■ PROBLEM TO SOLVE ■
Copy each line below that contains "duration".

· · ·

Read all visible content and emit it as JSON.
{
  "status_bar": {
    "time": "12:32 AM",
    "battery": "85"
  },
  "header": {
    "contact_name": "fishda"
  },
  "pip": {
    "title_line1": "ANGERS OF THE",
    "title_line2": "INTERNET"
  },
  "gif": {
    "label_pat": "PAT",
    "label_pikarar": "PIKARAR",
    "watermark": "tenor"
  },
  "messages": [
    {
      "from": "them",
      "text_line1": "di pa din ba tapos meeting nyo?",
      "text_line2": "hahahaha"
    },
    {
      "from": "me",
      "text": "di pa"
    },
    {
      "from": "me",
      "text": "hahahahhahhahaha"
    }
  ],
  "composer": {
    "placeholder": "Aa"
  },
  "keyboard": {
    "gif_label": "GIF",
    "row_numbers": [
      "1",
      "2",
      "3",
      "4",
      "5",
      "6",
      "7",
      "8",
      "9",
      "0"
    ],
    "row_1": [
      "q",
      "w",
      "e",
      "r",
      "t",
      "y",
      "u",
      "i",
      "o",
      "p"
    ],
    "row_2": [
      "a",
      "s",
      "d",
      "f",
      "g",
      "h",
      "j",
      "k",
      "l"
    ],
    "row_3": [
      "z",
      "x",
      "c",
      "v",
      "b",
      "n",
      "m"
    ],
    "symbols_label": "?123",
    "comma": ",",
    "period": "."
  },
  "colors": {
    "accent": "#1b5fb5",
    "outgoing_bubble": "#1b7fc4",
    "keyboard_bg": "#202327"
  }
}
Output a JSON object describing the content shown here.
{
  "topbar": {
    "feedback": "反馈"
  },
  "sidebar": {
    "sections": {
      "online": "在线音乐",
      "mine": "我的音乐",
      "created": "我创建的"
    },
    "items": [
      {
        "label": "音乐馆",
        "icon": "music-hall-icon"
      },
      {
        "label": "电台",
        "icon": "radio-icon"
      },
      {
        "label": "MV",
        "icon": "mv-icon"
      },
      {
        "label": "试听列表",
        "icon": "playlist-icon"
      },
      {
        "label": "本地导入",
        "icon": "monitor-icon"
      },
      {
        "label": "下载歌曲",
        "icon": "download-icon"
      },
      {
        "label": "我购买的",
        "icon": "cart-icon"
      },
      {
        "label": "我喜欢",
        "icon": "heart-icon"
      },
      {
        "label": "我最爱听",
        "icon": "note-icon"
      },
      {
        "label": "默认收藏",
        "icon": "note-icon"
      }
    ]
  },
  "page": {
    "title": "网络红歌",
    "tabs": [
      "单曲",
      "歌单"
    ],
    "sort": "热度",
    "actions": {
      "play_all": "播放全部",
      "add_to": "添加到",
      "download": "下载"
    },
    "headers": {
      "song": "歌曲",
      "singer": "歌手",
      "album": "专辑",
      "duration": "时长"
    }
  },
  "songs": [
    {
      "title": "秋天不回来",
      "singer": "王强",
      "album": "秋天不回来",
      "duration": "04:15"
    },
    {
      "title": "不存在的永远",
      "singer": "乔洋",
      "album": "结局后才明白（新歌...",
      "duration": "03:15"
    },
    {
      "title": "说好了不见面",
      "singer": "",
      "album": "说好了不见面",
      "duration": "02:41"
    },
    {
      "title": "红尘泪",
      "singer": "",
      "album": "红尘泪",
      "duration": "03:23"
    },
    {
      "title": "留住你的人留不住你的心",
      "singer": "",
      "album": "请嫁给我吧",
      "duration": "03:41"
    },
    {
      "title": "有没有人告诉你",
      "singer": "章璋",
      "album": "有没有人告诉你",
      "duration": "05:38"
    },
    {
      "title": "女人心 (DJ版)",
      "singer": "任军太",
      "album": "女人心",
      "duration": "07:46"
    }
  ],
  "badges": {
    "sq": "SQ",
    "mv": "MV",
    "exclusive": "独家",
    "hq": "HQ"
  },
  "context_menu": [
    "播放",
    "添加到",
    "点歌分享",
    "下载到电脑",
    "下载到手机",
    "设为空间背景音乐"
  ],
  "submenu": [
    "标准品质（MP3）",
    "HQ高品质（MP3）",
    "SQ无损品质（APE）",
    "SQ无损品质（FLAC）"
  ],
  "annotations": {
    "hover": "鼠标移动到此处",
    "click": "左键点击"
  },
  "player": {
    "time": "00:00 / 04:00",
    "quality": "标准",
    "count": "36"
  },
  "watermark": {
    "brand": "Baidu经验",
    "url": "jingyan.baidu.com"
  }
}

· · ·

■ EXERCISE RESPONSE ■
      "duration": "时长"
      "duration": "04:15"
      "duration": "03:15"
      "duration": "02:41"
      "duration": "03:23"
      "duration": "03:41"
      "duration": "05:38"
      "duration": "07:46"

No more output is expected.